## Figure data in JSON

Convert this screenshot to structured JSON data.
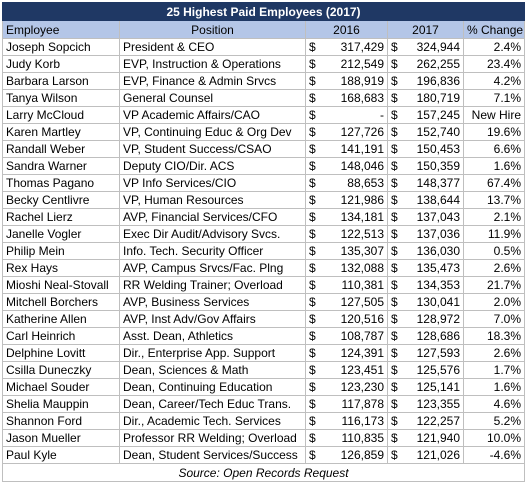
{
  "table": {
    "title": "25 Highest Paid Employees (2017)",
    "headers": [
      "Employee",
      "Position",
      "2016",
      "2017",
      "% Change"
    ],
    "currency_symbol": "$",
    "rows": [
      [
        "Joseph Sopcich",
        "President & CEO",
        "317,429",
        "324,944",
        "2.4%"
      ],
      [
        "Judy Korb",
        "EVP, Instruction & Operations",
        "212,549",
        "262,255",
        "23.4%"
      ],
      [
        "Barbara Larson",
        "EVP, Finance & Admin Srvcs",
        "188,919",
        "196,836",
        "4.2%"
      ],
      [
        "Tanya Wilson",
        "General Counsel",
        "168,683",
        "180,719",
        "7.1%"
      ],
      [
        "Larry McCloud",
        "VP Academic Affairs/CAO",
        "-",
        "157,245",
        "New Hire"
      ],
      [
        "Karen Martley",
        "VP, Continuing Educ & Org Dev",
        "127,726",
        "152,740",
        "19.6%"
      ],
      [
        "Randall Weber",
        "VP, Student Success/CSAO",
        "141,191",
        "150,453",
        "6.6%"
      ],
      [
        "Sandra Warner",
        "Deputy CIO/Dir. ACS",
        "148,046",
        "150,359",
        "1.6%"
      ],
      [
        "Thomas Pagano",
        "VP Info Services/CIO",
        "88,653",
        "148,377",
        "67.4%"
      ],
      [
        "Becky Centlivre",
        "VP, Human Resources",
        "121,986",
        "138,644",
        "13.7%"
      ],
      [
        "Rachel Lierz",
        "AVP, Financial Services/CFO",
        "134,181",
        "137,043",
        "2.1%"
      ],
      [
        "Janelle Vogler",
        "Exec Dir Audit/Advisory Svcs.",
        "122,513",
        "137,036",
        "11.9%"
      ],
      [
        "Philip Mein",
        "Info. Tech. Security Officer",
        "135,307",
        "136,030",
        "0.5%"
      ],
      [
        "Rex Hays",
        "AVP, Campus Srvcs/Fac. Plng",
        "132,088",
        "135,473",
        "2.6%"
      ],
      [
        "Mioshi Neal-Stovall",
        "RR Welding Trainer; Overload",
        "110,381",
        "134,353",
        "21.7%"
      ],
      [
        "Mitchell Borchers",
        "AVP, Business Services",
        "127,505",
        "130,041",
        "2.0%"
      ],
      [
        "Katherine Allen",
        "AVP, Inst Adv/Gov Affairs",
        "120,516",
        "128,972",
        "7.0%"
      ],
      [
        "Carl Heinrich",
        "Asst. Dean, Athletics",
        "108,787",
        "128,686",
        "18.3%"
      ],
      [
        "Delphine Lovitt",
        "Dir., Enterprise App. Support",
        "124,391",
        "127,593",
        "2.6%"
      ],
      [
        "Csilla Duneczky",
        "Dean, Sciences & Math",
        "123,451",
        "125,576",
        "1.7%"
      ],
      [
        "Michael Souder",
        "Dean, Continuing Education",
        "123,230",
        "125,141",
        "1.6%"
      ],
      [
        "Shelia Mauppin",
        "Dean, Career/Tech Educ Trans.",
        "117,878",
        "123,355",
        "4.6%"
      ],
      [
        "Shannon Ford",
        "Dir., Academic Tech. Services",
        "116,173",
        "122,257",
        "5.2%"
      ],
      [
        "Jason Mueller",
        "Professor RR Welding; Overload",
        "110,835",
        "121,940",
        "10.0%"
      ],
      [
        "Paul Kyle",
        "Dean, Student Services/Success",
        "126,859",
        "121,026",
        "-4.6%"
      ]
    ],
    "footer": "Source: Open Records Request"
  }
}
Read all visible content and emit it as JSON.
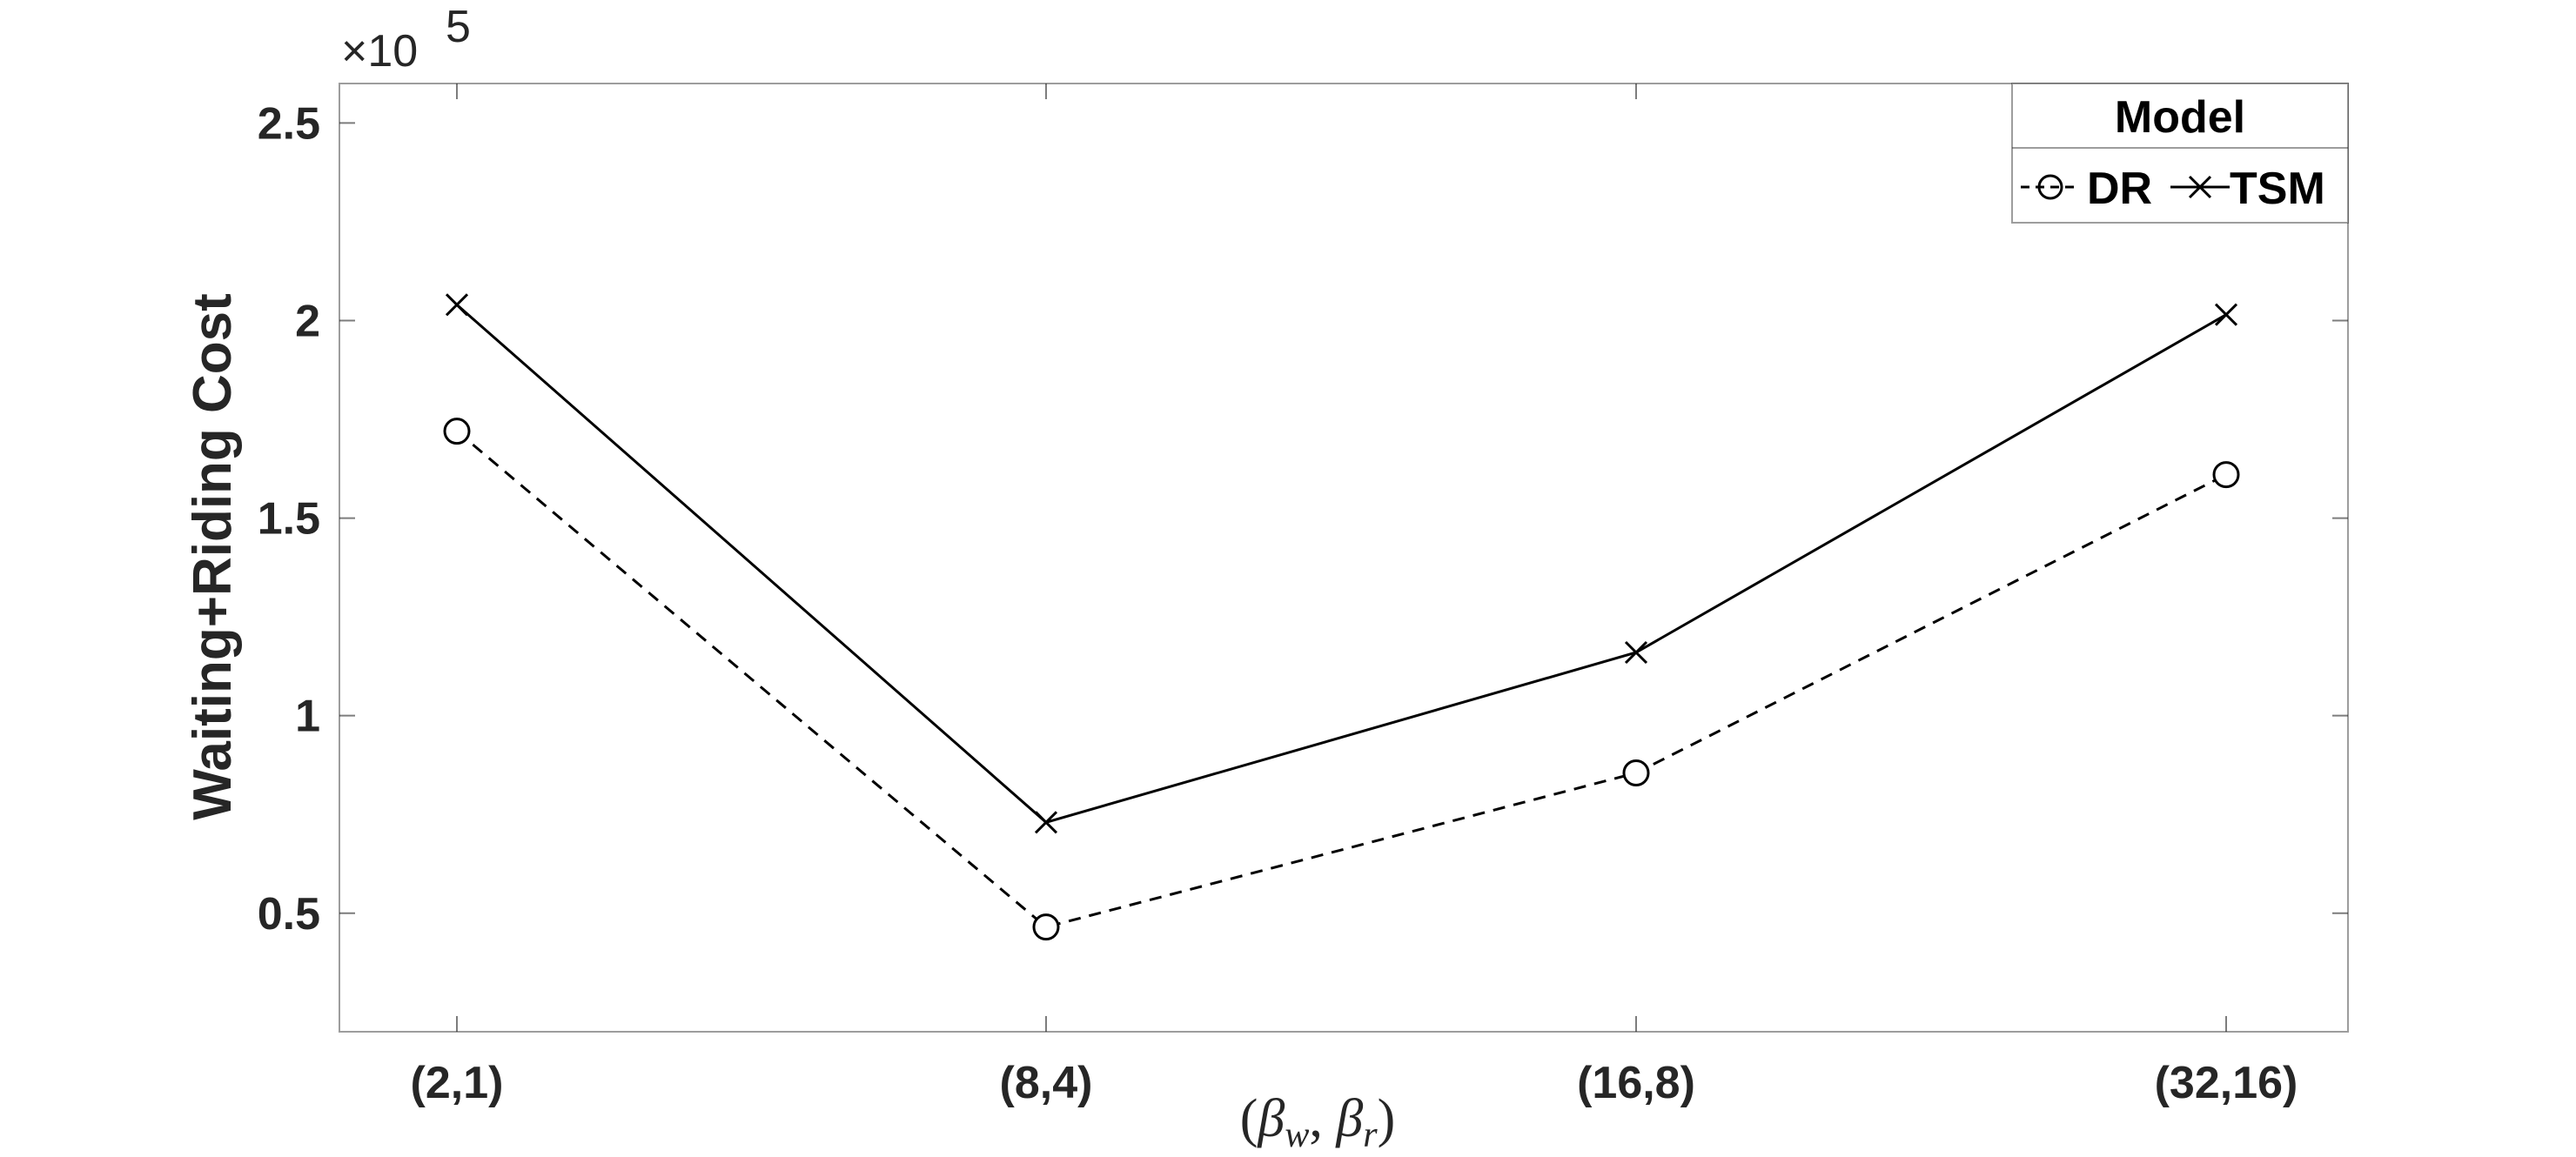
{
  "chart_data": {
    "type": "line",
    "categories": [
      "(2,1)",
      "(8,4)",
      "(16,8)",
      "(32,16)"
    ],
    "series": [
      {
        "name": "DR",
        "values": [
          172000,
          46500,
          85500,
          161000
        ],
        "line_style": "dashed",
        "marker": "circle",
        "color": "#000000"
      },
      {
        "name": "TSM",
        "values": [
          204000,
          73000,
          116000,
          201500
        ],
        "line_style": "solid",
        "marker": "x",
        "color": "#000000"
      }
    ],
    "ylim": [
      20000,
      260000
    ],
    "yticks": [
      50000,
      100000,
      150000,
      200000,
      250000
    ],
    "ytick_labels": [
      "0.5",
      "1",
      "1.5",
      "2",
      "2.5"
    ],
    "y_exponent_label": "×10",
    "y_exponent_power": "5",
    "ylabel": "Waiting+Riding Cost",
    "xlabel_parts": {
      "open": "(",
      "sym1": "β",
      "sub1": "w",
      "sep": ", ",
      "sym2": "β",
      "sub2": "r",
      "close": ")"
    },
    "legend": {
      "title": "Model",
      "position": "top-right"
    },
    "grid": false
  }
}
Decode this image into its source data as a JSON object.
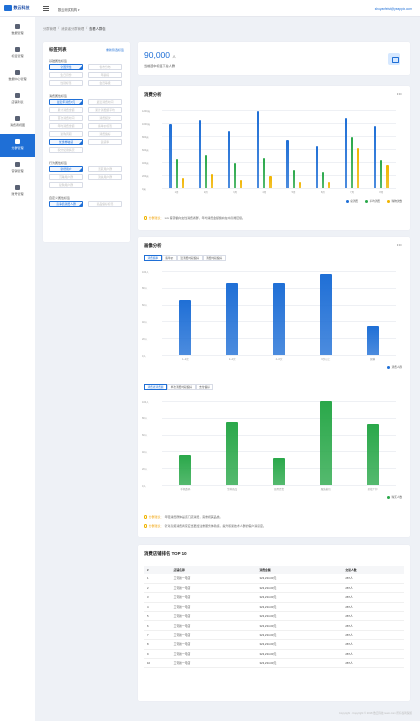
{
  "app": {
    "logo": "数云科技",
    "org": "数云测试机构 ▾",
    "email": "shuyanfeist@yeappix.com"
  },
  "nav": [
    {
      "label": "数据管理",
      "icon": "database-icon"
    },
    {
      "label": "标签管理",
      "icon": "tag-icon"
    },
    {
      "label": "数据中心管理",
      "icon": "hub-icon"
    },
    {
      "label": "店铺列表",
      "icon": "store-icon"
    },
    {
      "label": "消费者视图",
      "icon": "consumer-icon"
    },
    {
      "label": "分群管理",
      "icon": "group-icon",
      "active": true
    },
    {
      "label": "营销管理",
      "icon": "marketing-icon"
    },
    {
      "label": "账号管理",
      "icon": "account-icon"
    }
  ],
  "breadcrumb": [
    "分群管理",
    "消费者分群管理",
    "查看人群包"
  ],
  "tagpanel": {
    "title": "标签列表",
    "new_label": "重新筛选标签",
    "groups": [
      {
        "title": "基础属性标签",
        "tags": [
          {
            "t": "全国男性",
            "s": true
          },
          {
            "t": "省市分布"
          },
          {
            "t": "生日月份"
          },
          {
            "t": "年龄段"
          },
          {
            "t": "性别标签"
          },
          {
            "t": "会员等级"
          }
        ]
      },
      {
        "title": "消费属性标签",
        "tags": [
          {
            "t": "最近年消费0元",
            "s": true
          },
          {
            "t": "最近消费时间"
          },
          {
            "t": "累计消费金额"
          },
          {
            "t": "累计消费额平均"
          },
          {
            "t": "首次消费时间"
          },
          {
            "t": "消费频次"
          },
          {
            "t": "年均消费金额"
          },
          {
            "t": "客单价标签"
          },
          {
            "t": "复购周期"
          },
          {
            "t": "消费偏好"
          },
          {
            "t": "优惠券敏感",
            "s": true
          },
          {
            "t": "退货率"
          },
          {
            "t": "积分使用情况"
          }
        ]
      },
      {
        "title": "行为属性标签",
        "tags": [
          {
            "t": "新增用户",
            "s": true
          },
          {
            "t": "活跃用户群"
          },
          {
            "t": "沉睡用户群"
          },
          {
            "t": "流失用户群"
          },
          {
            "t": "复购用户群"
          }
        ]
      },
      {
        "title": "自定义属性标签",
        "tags": [
          {
            "t": "高净值消费人群",
            "s": true
          },
          {
            "t": "商品偏好标签"
          }
        ]
      }
    ]
  },
  "stat": {
    "value": "90,000",
    "unit": "人",
    "label": "当前选中标签下总人群"
  },
  "consume": {
    "title": "消费分析",
    "tip_label": "分群建议：",
    "tip": "xxx 客源偏向女性消费者群，年均消费金额偏向在中高端层级。"
  },
  "portrait": {
    "title": "画像分析",
    "tabs1": [
      "消费频率",
      "客单价",
      "近消费时段偏好",
      "消费时段偏好"
    ],
    "tabs2": [
      "消费者消费额",
      "单次消费时段偏好",
      "支付偏好"
    ],
    "tip1_label": "分群建议：",
    "tip1": "年轻消费群体是该门店消费，需重视其品类。",
    "tip2_label": "分群建议：",
    "tip2": "针对高频消费商家应当更加注重服务体验感，提升积累技术人群的客户满意度。"
  },
  "chart_data": [
    {
      "type": "bar",
      "title": "消费分析",
      "categories": [
        "1月",
        "2月",
        "3月",
        "4月",
        "5月",
        "6月",
        "7月",
        "8月"
      ],
      "ylim": [
        0,
        1200
      ],
      "yticks": [
        "1200元",
        "1000元",
        "800元",
        "600元",
        "400元",
        "200元",
        "0元"
      ],
      "series": [
        {
          "name": "总消费",
          "color": "#1f6fd6",
          "values": [
            980,
            1050,
            880,
            1190,
            740,
            640,
            1080,
            960
          ]
        },
        {
          "name": "平均消费",
          "color": "#2aa84a",
          "values": [
            450,
            510,
            380,
            460,
            280,
            250,
            780,
            430
          ]
        },
        {
          "name": "购物次数",
          "color": "#f0b400",
          "values": [
            150,
            220,
            130,
            180,
            100,
            90,
            620,
            360
          ]
        }
      ]
    },
    {
      "type": "bar",
      "categories": [
        "1~2次",
        "2~4次",
        "4~6次",
        "6次以上",
        "频繁"
      ],
      "ylim": [
        0,
        100
      ],
      "yticks": [
        "100人",
        "80人",
        "60人",
        "40人",
        "20人",
        "0人"
      ],
      "series": [
        {
          "name": "消费人群",
          "color": "#1f6fd6",
          "values": [
            66,
            86,
            86,
            97,
            35
          ]
        }
      ]
    },
    {
      "type": "bar",
      "categories": [
        "手机数码",
        "生鲜商品",
        "日用百货",
        "服装鞋包",
        "美妆个护"
      ],
      "ylim": [
        0,
        100
      ],
      "yticks": [
        "100人",
        "80人",
        "60人",
        "40人",
        "20人",
        "0人"
      ],
      "series": [
        {
          "name": "购买人数",
          "color": "#2aa84a",
          "values": [
            36,
            75,
            32,
            100,
            73
          ]
        }
      ]
    }
  ],
  "ranking": {
    "title": "消费店铺排名 TOP 10",
    "headers": [
      "#",
      "店铺名称",
      "消费金额",
      "交易人数"
    ],
    "rows": [
      [
        "1",
        "工号新一号店",
        "323,234.00元",
        "287人"
      ],
      [
        "2",
        "工号新一号店",
        "323,234.00元",
        "287人"
      ],
      [
        "3",
        "工号新一号店",
        "323,234.00元",
        "287人"
      ],
      [
        "4",
        "工号新一号店",
        "323,234.00元",
        "287人"
      ],
      [
        "5",
        "工号新一号店",
        "323,234.00元",
        "287人"
      ],
      [
        "6",
        "工号新一号店",
        "323,234.00元",
        "287人"
      ],
      [
        "7",
        "工号新一号店",
        "323,234.00元",
        "287人"
      ],
      [
        "8",
        "工号新一号店",
        "323,234.00元",
        "287人"
      ],
      [
        "9",
        "工号新一号店",
        "323,234.00元",
        "287人"
      ],
      [
        "10",
        "工号新一号店",
        "323,234.00元",
        "287人"
      ]
    ]
  },
  "footer": "Copyright · Copyright © 2018 数云科技 team.com 所有权利保留"
}
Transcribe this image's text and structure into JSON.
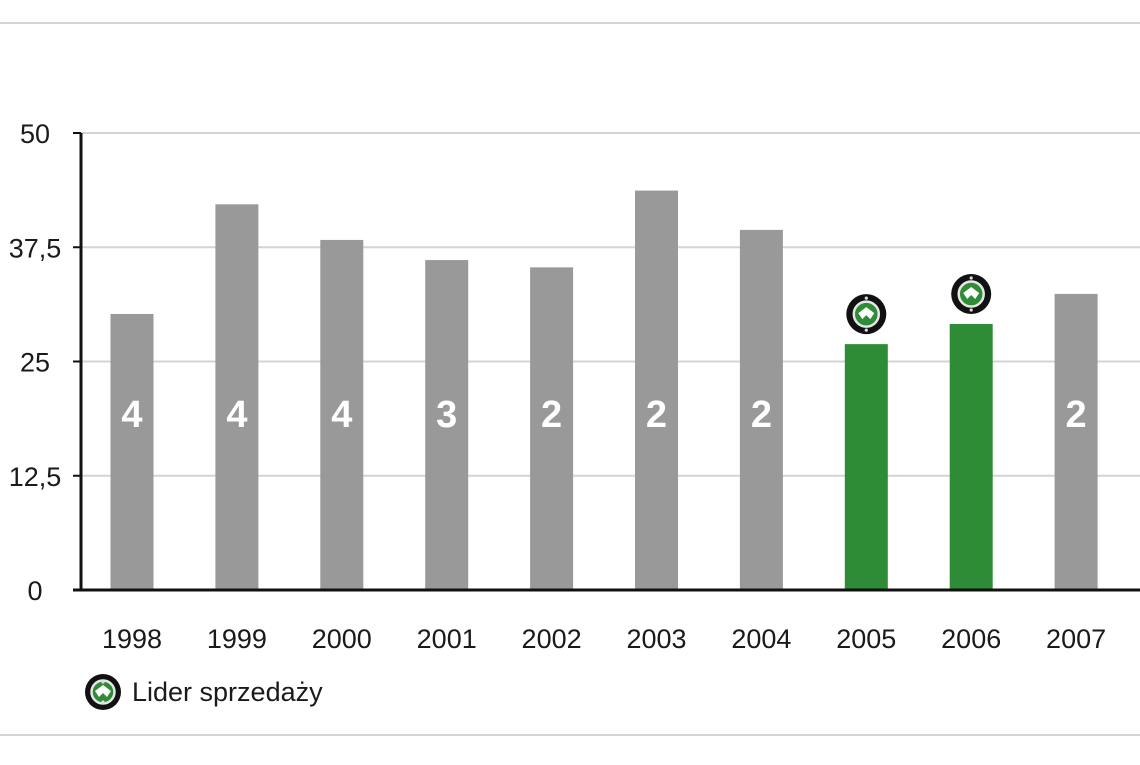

## Problem details
Copy out the lines in which the string "Overload" appears.

## Task answer
        "RR Welding Trainer; Overload",
        "Professor RR Welding; Overload",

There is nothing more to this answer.